begin

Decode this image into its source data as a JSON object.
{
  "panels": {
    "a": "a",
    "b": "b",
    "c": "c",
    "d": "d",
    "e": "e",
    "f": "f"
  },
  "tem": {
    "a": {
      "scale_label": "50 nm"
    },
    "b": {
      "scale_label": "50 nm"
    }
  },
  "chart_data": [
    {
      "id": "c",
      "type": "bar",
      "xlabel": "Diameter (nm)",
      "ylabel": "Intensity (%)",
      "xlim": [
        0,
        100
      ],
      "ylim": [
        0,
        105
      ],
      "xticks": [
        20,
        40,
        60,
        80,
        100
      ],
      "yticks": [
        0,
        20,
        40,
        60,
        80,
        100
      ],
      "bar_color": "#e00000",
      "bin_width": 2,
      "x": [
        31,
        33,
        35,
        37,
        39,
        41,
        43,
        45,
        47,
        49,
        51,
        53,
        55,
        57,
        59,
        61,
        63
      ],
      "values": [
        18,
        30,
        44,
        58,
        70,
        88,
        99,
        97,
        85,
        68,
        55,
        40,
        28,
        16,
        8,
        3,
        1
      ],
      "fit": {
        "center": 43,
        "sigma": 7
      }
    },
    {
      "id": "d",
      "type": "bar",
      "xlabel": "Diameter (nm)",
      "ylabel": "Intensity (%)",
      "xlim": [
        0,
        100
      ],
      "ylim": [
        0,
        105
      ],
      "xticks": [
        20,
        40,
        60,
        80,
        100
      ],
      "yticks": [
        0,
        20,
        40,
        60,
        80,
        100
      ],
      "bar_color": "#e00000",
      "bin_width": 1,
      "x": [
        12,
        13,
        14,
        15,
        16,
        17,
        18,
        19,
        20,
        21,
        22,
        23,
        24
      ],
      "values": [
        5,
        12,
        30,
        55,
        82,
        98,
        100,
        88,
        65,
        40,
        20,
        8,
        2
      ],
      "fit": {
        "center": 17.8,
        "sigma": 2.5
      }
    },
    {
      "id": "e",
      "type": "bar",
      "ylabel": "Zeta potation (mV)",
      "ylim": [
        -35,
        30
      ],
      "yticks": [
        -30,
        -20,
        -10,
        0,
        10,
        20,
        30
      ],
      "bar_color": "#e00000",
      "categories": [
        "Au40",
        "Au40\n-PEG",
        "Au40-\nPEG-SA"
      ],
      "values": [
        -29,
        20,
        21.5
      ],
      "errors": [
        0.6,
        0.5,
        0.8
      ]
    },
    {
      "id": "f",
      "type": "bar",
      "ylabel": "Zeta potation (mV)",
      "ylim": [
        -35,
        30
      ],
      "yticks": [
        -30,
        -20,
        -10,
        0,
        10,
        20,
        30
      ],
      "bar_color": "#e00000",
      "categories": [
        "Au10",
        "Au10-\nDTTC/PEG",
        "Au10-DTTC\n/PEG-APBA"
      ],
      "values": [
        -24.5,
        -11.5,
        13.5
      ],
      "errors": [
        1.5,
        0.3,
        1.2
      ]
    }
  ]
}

end

Goal —
Print the records once more, exactly as they were given.

Task answer —
Decode this image into its source data as a JSON object.
{
  "panels": {
    "a": "a",
    "b": "b",
    "c": "c",
    "d": "d",
    "e": "e",
    "f": "f"
  },
  "tem": {
    "a": {
      "scale_label": "50 nm"
    },
    "b": {
      "scale_label": "50 nm"
    }
  },
  "chart_data": [
    {
      "id": "c",
      "type": "bar",
      "xlabel": "Diameter (nm)",
      "ylabel": "Intensity (%)",
      "xlim": [
        0,
        100
      ],
      "ylim": [
        0,
        105
      ],
      "xticks": [
        20,
        40,
        60,
        80,
        100
      ],
      "yticks": [
        0,
        20,
        40,
        60,
        80,
        100
      ],
      "bar_color": "#e00000",
      "bin_width": 2,
      "x": [
        31,
        33,
        35,
        37,
        39,
        41,
        43,
        45,
        47,
        49,
        51,
        53,
        55,
        57,
        59,
        61,
        63
      ],
      "values": [
        18,
        30,
        44,
        58,
        70,
        88,
        99,
        97,
        85,
        68,
        55,
        40,
        28,
        16,
        8,
        3,
        1
      ],
      "fit": {
        "center": 43,
        "sigma": 7
      }
    },
    {
      "id": "d",
      "type": "bar",
      "xlabel": "Diameter (nm)",
      "ylabel": "Intensity (%)",
      "xlim": [
        0,
        100
      ],
      "ylim": [
        0,
        105
      ],
      "xticks": [
        20,
        40,
        60,
        80,
        100
      ],
      "yticks": [
        0,
        20,
        40,
        60,
        80,
        100
      ],
      "bar_color": "#e00000",
      "bin_width": 1,
      "x": [
        12,
        13,
        14,
        15,
        16,
        17,
        18,
        19,
        20,
        21,
        22,
        23,
        24
      ],
      "values": [
        5,
        12,
        30,
        55,
        82,
        98,
        100,
        88,
        65,
        40,
        20,
        8,
        2
      ],
      "fit": {
        "center": 17.8,
        "sigma": 2.5
      }
    },
    {
      "id": "e",
      "type": "bar",
      "ylabel": "Zeta potation (mV)",
      "ylim": [
        -35,
        30
      ],
      "yticks": [
        -30,
        -20,
        -10,
        0,
        10,
        20,
        30
      ],
      "bar_color": "#e00000",
      "categories": [
        "Au40",
        "Au40\n-PEG",
        "Au40-\nPEG-SA"
      ],
      "values": [
        -29,
        20,
        21.5
      ],
      "errors": [
        0.6,
        0.5,
        0.8
      ]
    },
    {
      "id": "f",
      "type": "bar",
      "ylabel": "Zeta potation (mV)",
      "ylim": [
        -35,
        30
      ],
      "yticks": [
        -30,
        -20,
        -10,
        0,
        10,
        20,
        30
      ],
      "bar_color": "#e00000",
      "categories": [
        "Au10",
        "Au10-\nDTTC/PEG",
        "Au10-DTTC\n/PEG-APBA"
      ],
      "values": [
        -24.5,
        -11.5,
        13.5
      ],
      "errors": [
        1.5,
        0.3,
        1.2
      ]
    }
  ]
}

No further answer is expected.